[Collected data]
***
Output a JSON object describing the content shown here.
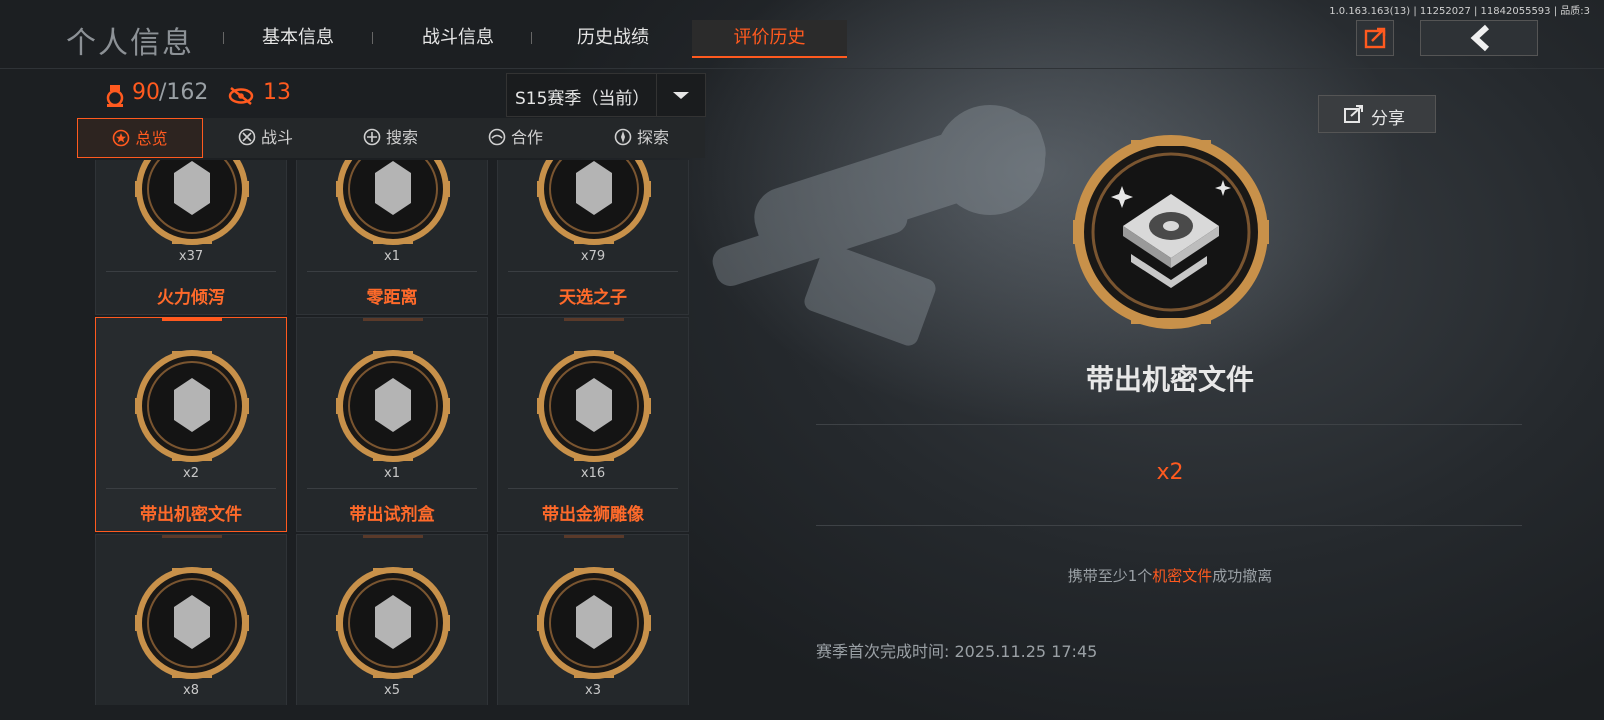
{
  "debug_text": "1.0.163.163(13) | 11252027 | 11842055593 | 品质:3",
  "header": {
    "title": "个人信息",
    "tabs": [
      {
        "label": "基本信息",
        "active": false
      },
      {
        "label": "战斗信息",
        "active": false
      },
      {
        "label": "历史战绩",
        "active": false
      },
      {
        "label": "评价历史",
        "active": true
      }
    ],
    "export_icon": "export-icon",
    "back_icon": "back-arrow-icon"
  },
  "stats": {
    "completed": "90",
    "total": "/162",
    "watch_count": "13"
  },
  "season": {
    "selected": "S15赛季（当前）"
  },
  "subtabs": [
    {
      "label": "总览",
      "icon": "star-icon",
      "active": true
    },
    {
      "label": "战斗",
      "icon": "crossed-swords-icon",
      "active": false
    },
    {
      "label": "搜索",
      "icon": "search-icon",
      "active": false
    },
    {
      "label": "合作",
      "icon": "handshake-icon",
      "active": false
    },
    {
      "label": "探索",
      "icon": "compass-icon",
      "active": false
    }
  ],
  "badges": [
    {
      "name": "火力倾泻",
      "count": "x37",
      "icon": "weapon-badge-icon"
    },
    {
      "name": "零距离",
      "count": "x1",
      "icon": "knife-badge-icon"
    },
    {
      "name": "天选之子",
      "count": "x79",
      "icon": "loot-pile-badge-icon"
    },
    {
      "name": "带出机密文件",
      "count": "x2",
      "icon": "hard-drive-badge-icon",
      "selected": true
    },
    {
      "name": "带出试剂盒",
      "count": "x1",
      "icon": "reagent-box-badge-icon"
    },
    {
      "name": "带出金狮雕像",
      "count": "x16",
      "icon": "lion-statue-badge-icon"
    },
    {
      "name": "",
      "count": "x8",
      "icon": "bust-statue-badge-icon"
    },
    {
      "name": "",
      "count": "x5",
      "icon": "teapot-badge-icon"
    },
    {
      "name": "",
      "count": "x3",
      "icon": "honeycomb-badge-icon"
    }
  ],
  "detail": {
    "share_label": "分享",
    "title": "带出机密文件",
    "count": "x2",
    "desc_pre": "携带至少1个",
    "desc_highlight": "机密文件",
    "desc_post": "成功撤离",
    "first_time_label": "赛季首次完成时间:",
    "first_time_value": "2025.11.25 17:45"
  },
  "colors": {
    "accent": "#ff5a1f",
    "gold": "#c8914a",
    "bg": "#1b1e21"
  }
}
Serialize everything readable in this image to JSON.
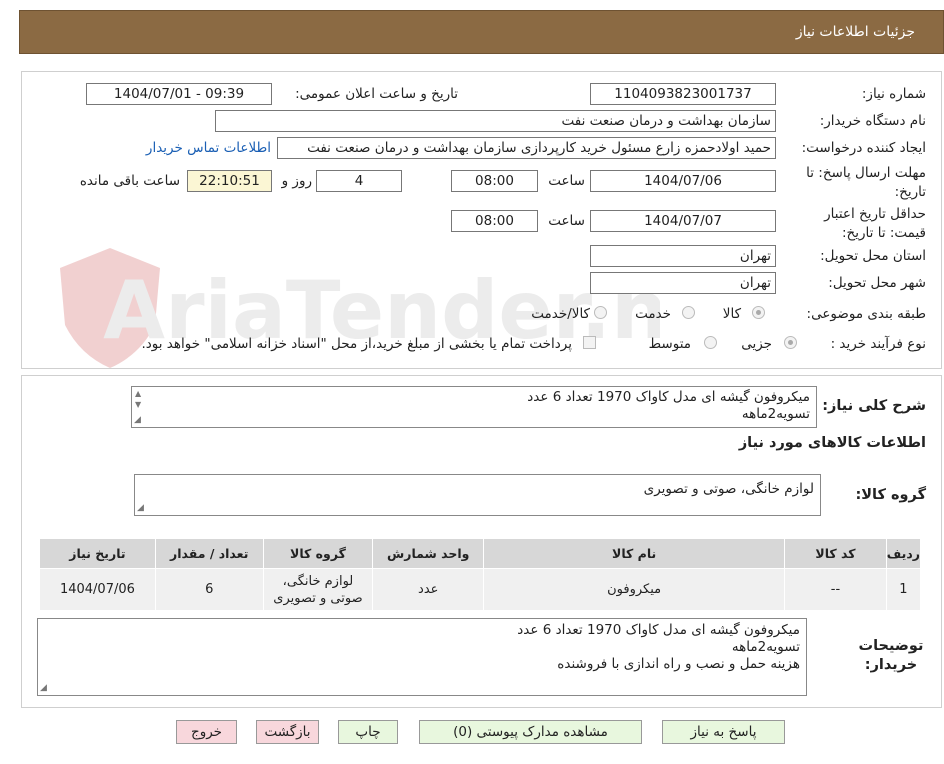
{
  "header": {
    "title": "جزئیات اطلاعات نیاز"
  },
  "watermark": {
    "text": "AriaTender.neT"
  },
  "form": {
    "need_number_label": "شماره نیاز:",
    "need_number": "1104093823001737",
    "announce_label": "تاریخ و ساعت اعلان عمومی:",
    "announce_value": "1404/07/01 - 09:39",
    "buyer_org_label": "نام دستگاه خریدار:",
    "buyer_org": "سازمان بهداشت و درمان صنعت نفت",
    "requester_label": "ایجاد کننده درخواست:",
    "requester": "حمید اولادحمزه زارع مسئول خرید کارپردازی سازمان بهداشت و درمان صنعت نفت",
    "contact_link": "اطلاعات تماس خریدار",
    "deadline_label": "مهلت ارسال پاسخ: تا تاریخ:",
    "deadline_date": "1404/07/06",
    "time_label": "ساعت",
    "deadline_time": "08:00",
    "days_value": "4",
    "days_label": "روز و",
    "remaining_time": "22:10:51",
    "remaining_label": "ساعت باقی مانده",
    "validity_label": "حداقل تاریخ اعتبار قیمت: تا تاریخ:",
    "validity_date": "1404/07/07",
    "validity_time": "08:00",
    "province_label": "استان محل تحویل:",
    "province": "تهران",
    "city_label": "شهر محل تحویل:",
    "city": "تهران",
    "category_label": "طبقه بندی موضوعی:",
    "category_options": [
      "کالا",
      "خدمت",
      "کالا/خدمت"
    ],
    "category_selected": "کالا",
    "process_label": "نوع فرآیند خرید :",
    "process_options": [
      "جزیی",
      "متوسط"
    ],
    "process_selected": "جزیی",
    "payment_note": "پرداخت تمام یا بخشی از مبلغ خرید،از محل \"اسناد خزانه اسلامی\" خواهد بود."
  },
  "summary": {
    "label": "شرح کلی نیاز:",
    "lines": [
      "میکروفون گیشه ای مدل کاواک 1970 تعداد 6 عدد",
      "تسویه2ماهه"
    ],
    "goods_info_title": "اطلاعات کالاهای مورد نیاز",
    "goods_group_label": "گروه کالا:",
    "goods_group": "لوازم خانگی، صوتی و تصویری"
  },
  "table": {
    "headers": [
      "ردیف",
      "کد کالا",
      "نام کالا",
      "واحد شمارش",
      "گروه کالا",
      "تعداد / مقدار",
      "تاریخ نیاز"
    ],
    "rows": [
      [
        "1",
        "--",
        "میکروفون",
        "عدد",
        "لوازم خانگی، صوتی و تصویری",
        "6",
        "1404/07/06"
      ]
    ]
  },
  "buyer_notes": {
    "label": "توضیحات خریدار:",
    "lines": [
      "میکروفون گیشه ای مدل کاواک 1970 تعداد 6 عدد",
      "تسویه2ماهه",
      "هزینه حمل و نصب و راه اندازی با فروشنده"
    ]
  },
  "buttons": {
    "reply": "پاسخ به نیاز",
    "attachments": "مشاهده مدارک پیوستی (0)",
    "print": "چاپ",
    "back": "بازگشت",
    "exit": "خروج"
  },
  "colors": {
    "header_bg": "#8b6a43",
    "button_green": "#e8f7de",
    "button_pink": "#f8d7dc",
    "remaining_bg": "#fbf6d4",
    "link": "#1a5fb4"
  }
}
***
## WORK TO BE COMPLETED
State how many lines of the data include the word "اطلاعات", with nothing else.

## RESPONSE TO THIS TASK
3